* **GIVEN REQUEST**
Any picture among the records should be left out, please; retype the rest exactly.

* **EXERCISE INPUTS**
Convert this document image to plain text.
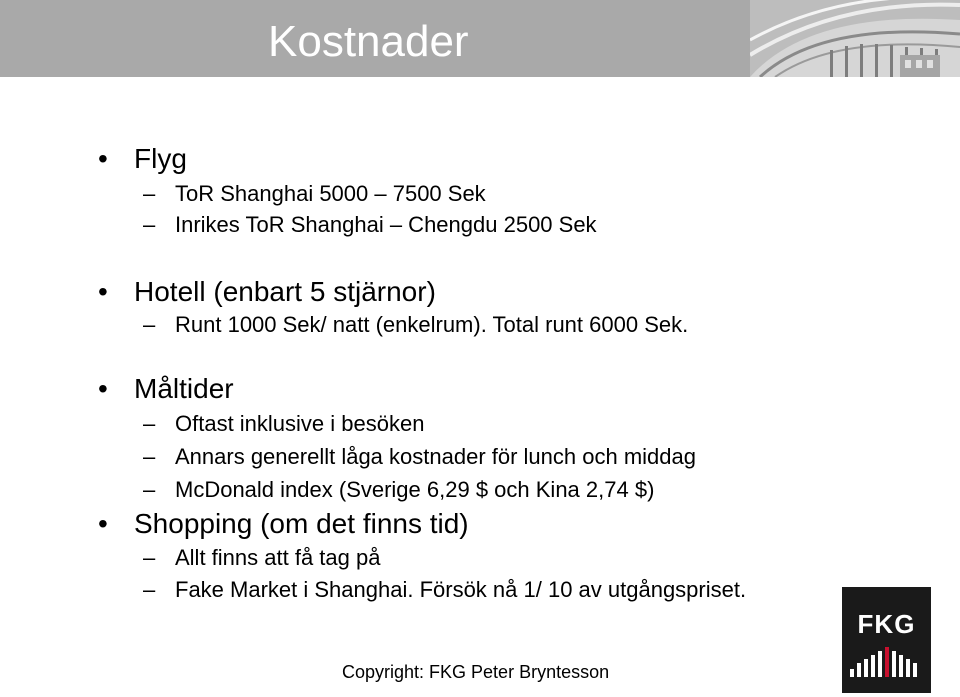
Kostnader
• Flyg
– ToR Shanghai 5000 – 7500 Sek
– Inrikes ToR Shanghai – Chengdu 2500 Sek
• Hotell (enbart 5 stjärnor)
– Runt 1000 Sek/ natt (enkelrum). Total runt 6000 Sek.
• Måltider
– Oftast inklusive i besöken
– Annars generellt låga kostnader för lunch och middag
– McDonald index (Sverige 6,29 $ och Kina 2,74 $)
• Shopping (om det finns tid)
– Allt finns att få tag på
– Fake Market i Shanghai. Försök nå 1/ 10 av utgångspriset.
FKG
Copyright: FKG Peter Bryntesson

* **COMPLETE OUTPUT**
Convert this document image to plain text.
Kostnader
• Flyg
– ToR Shanghai 5000 – 7500 Sek
– Inrikes ToR Shanghai – Chengdu 2500 Sek
• Hotell (enbart 5 stjärnor)
– Runt 1000 Sek/ natt (enkelrum). Total runt 6000 Sek.
• Måltider
– Oftast inklusive i besöken
– Annars generellt låga kostnader för lunch och middag
– McDonald index (Sverige 6,29 $ och Kina 2,74 $)
• Shopping (om det finns tid)
– Allt finns att få tag på
– Fake Market i Shanghai. Försök nå 1/ 10 av utgångspriset.
FKG
Copyright: FKG Peter Bryntesson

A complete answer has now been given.